* [Directive]: For the entries that follow, state how many lines include the word "icon", giving the number and nothing else.

* [Data extract]:
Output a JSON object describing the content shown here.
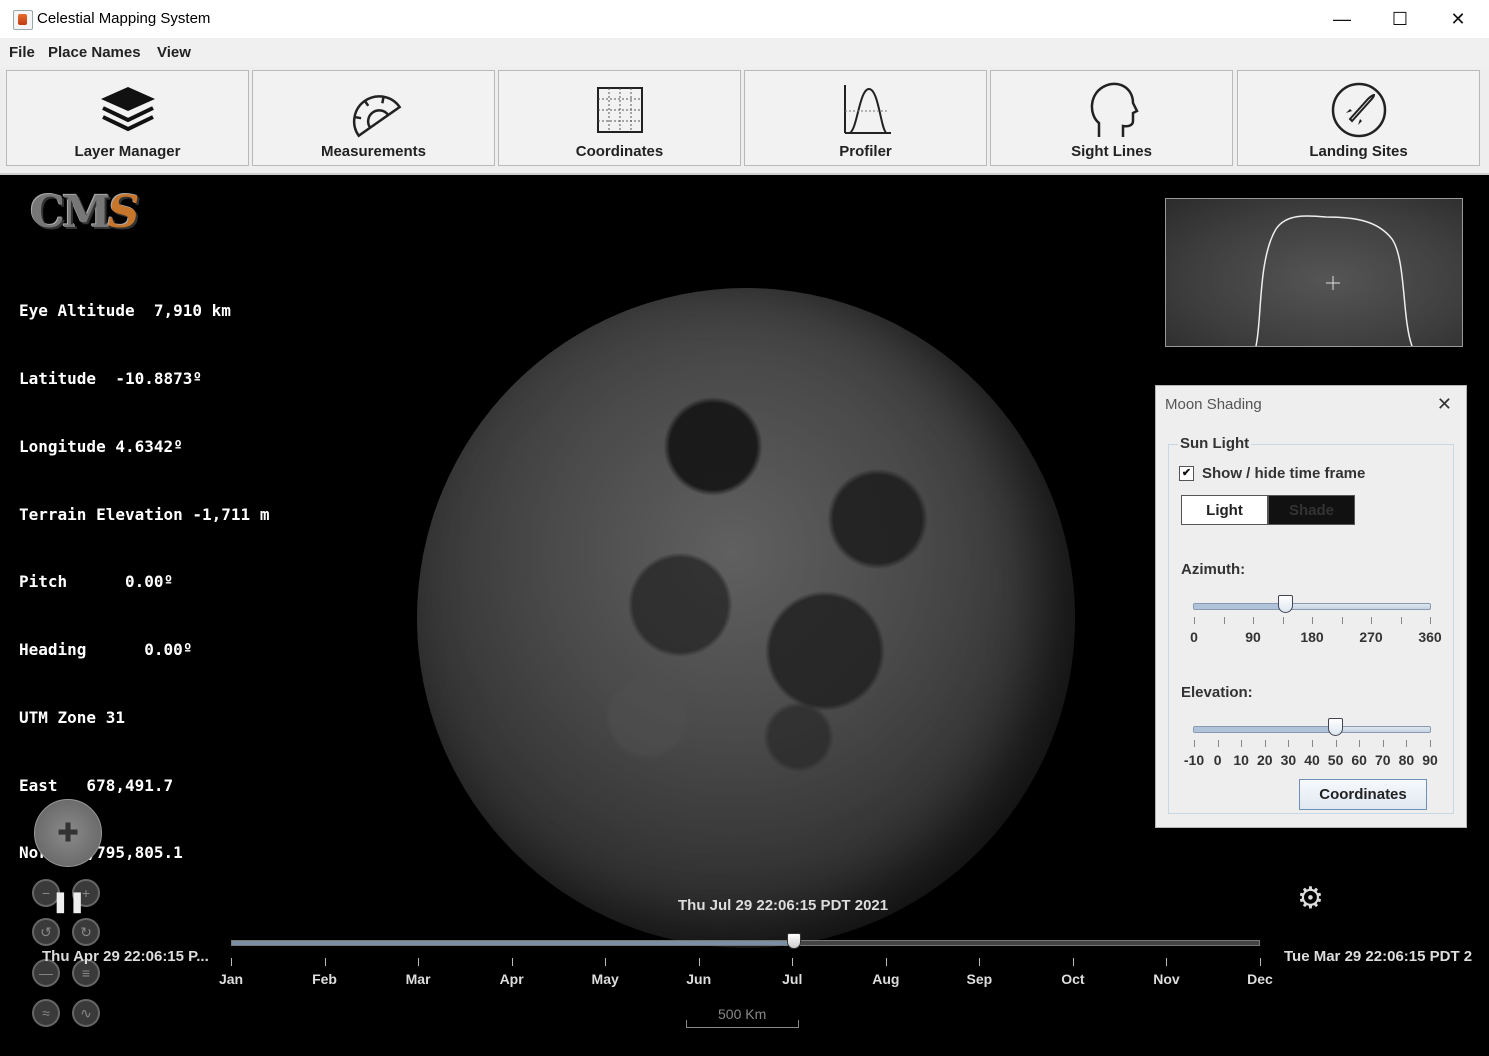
{
  "window": {
    "title": "Celestial Mapping System"
  },
  "menu": [
    "File",
    "Place Names",
    "View"
  ],
  "toolbar": [
    {
      "label": "Layer Manager",
      "icon": "layers-icon"
    },
    {
      "label": "Measurements",
      "icon": "protractor-icon"
    },
    {
      "label": "Coordinates",
      "icon": "grid-icon"
    },
    {
      "label": "Profiler",
      "icon": "profile-curve-icon"
    },
    {
      "label": "Sight Lines",
      "icon": "head-profile-icon"
    },
    {
      "label": "Landing Sites",
      "icon": "rocket-icon"
    }
  ],
  "logo": {
    "text_main": "CM",
    "text_accent": "S"
  },
  "info": {
    "lines": [
      "Eye Altitude  7,910 km",
      "Latitude  -10.8873º",
      "Longitude 4.6342º",
      "Terrain Elevation -1,711 m",
      "Pitch      0.00º",
      "Heading      0.00º",
      "UTM Zone 31",
      "East   678,491.7",
      "North 8,795,805.1"
    ]
  },
  "panel": {
    "title": "Moon Shading",
    "group_title": "Sun Light",
    "checkbox_label": "Show / hide time frame",
    "checkbox_checked": true,
    "light_label": "Light",
    "shade_label": "Shade",
    "azimuth": {
      "label": "Azimuth:",
      "value": 140,
      "min": 0,
      "max": 360,
      "tick_labels": [
        "0",
        "90",
        "180",
        "270",
        "360"
      ],
      "minor_ticks": 9
    },
    "elevation": {
      "label": "Elevation:",
      "value": 50,
      "min": -10,
      "max": 90,
      "tick_labels": [
        "-10",
        "0",
        "10",
        "20",
        "30",
        "40",
        "50",
        "60",
        "70",
        "80",
        "90"
      ]
    },
    "coordinates_button": "Coordinates"
  },
  "timeline": {
    "current_date": "Thu Jul 29 22:06:15 PDT 2021",
    "start_date": "Thu Apr 29 22:06:15 P...",
    "end_date": "Tue Mar 29 22:06:15 PDT 2",
    "months": [
      "Jan",
      "Feb",
      "Mar",
      "Apr",
      "May",
      "Jun",
      "Jul",
      "Aug",
      "Sep",
      "Oct",
      "Nov",
      "Dec"
    ],
    "position_fraction": 0.547
  },
  "scale": {
    "label": "500 Km"
  },
  "controls": {
    "pause_label": "❚❚"
  }
}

* [Solution to this exercise]: 6